(begin)
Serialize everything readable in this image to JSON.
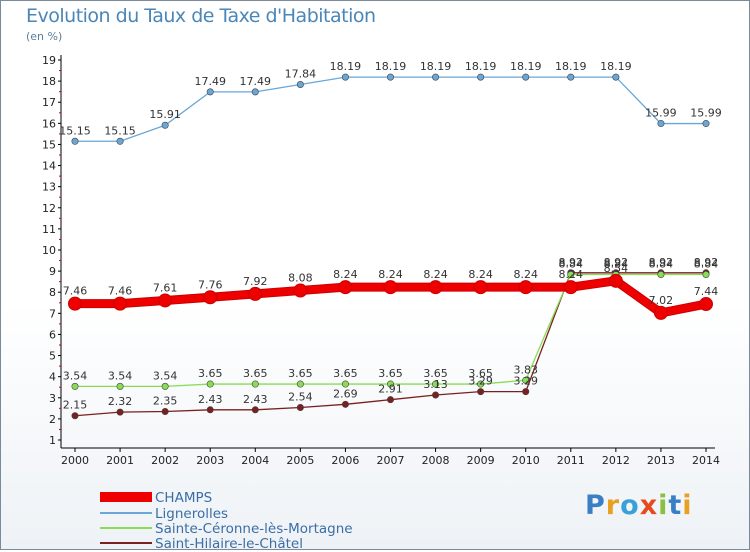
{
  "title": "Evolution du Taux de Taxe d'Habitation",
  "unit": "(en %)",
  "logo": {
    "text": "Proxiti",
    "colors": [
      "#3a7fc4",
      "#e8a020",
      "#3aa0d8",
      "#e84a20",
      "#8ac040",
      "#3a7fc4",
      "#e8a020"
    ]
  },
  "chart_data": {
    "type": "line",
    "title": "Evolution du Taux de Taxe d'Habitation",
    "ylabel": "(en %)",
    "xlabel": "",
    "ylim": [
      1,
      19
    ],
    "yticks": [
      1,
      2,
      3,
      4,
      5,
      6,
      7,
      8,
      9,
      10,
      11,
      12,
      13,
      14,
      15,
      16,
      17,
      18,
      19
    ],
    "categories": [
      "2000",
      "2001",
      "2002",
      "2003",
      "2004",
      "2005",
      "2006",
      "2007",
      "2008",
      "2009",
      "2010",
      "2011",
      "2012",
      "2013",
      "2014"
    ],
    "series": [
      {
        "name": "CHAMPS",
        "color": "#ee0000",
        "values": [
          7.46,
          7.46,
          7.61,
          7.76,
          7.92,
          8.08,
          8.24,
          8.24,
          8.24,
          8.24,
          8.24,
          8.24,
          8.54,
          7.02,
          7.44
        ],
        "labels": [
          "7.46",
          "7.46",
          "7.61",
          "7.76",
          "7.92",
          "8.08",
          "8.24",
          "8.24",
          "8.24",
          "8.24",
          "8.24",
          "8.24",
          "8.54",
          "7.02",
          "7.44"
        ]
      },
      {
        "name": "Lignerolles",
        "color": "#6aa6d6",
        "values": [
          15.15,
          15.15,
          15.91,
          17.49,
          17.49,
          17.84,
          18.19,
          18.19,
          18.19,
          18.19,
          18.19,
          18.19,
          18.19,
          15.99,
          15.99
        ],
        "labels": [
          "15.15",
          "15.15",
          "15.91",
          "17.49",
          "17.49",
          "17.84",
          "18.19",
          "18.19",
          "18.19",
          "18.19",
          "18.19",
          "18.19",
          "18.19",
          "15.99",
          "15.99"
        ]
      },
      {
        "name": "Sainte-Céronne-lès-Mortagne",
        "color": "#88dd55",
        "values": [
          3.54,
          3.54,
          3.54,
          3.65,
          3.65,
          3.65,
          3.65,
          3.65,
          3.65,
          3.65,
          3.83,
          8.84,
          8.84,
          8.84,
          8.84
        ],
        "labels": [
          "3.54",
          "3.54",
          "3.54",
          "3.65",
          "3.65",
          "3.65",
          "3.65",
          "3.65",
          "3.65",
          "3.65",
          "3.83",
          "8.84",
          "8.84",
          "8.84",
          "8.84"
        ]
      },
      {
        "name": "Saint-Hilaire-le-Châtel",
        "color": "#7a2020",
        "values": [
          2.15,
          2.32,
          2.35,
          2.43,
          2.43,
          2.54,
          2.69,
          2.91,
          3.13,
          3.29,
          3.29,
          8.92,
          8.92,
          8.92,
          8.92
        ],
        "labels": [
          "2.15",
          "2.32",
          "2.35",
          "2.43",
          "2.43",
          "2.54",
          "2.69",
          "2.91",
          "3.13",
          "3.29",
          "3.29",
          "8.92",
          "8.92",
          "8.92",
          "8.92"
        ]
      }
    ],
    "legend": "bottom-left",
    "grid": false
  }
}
(end)
EXERCISE TASK: Search the preceding listing for the word "name" and pull out every line that holds it.

THE SOLUTION:
        "name": "CHAMPS",
        "name": "Lignerolles",
        "name": "Sainte-Céronne-lès-Mortagne",
        "name": "Saint-Hilaire-le-Châtel",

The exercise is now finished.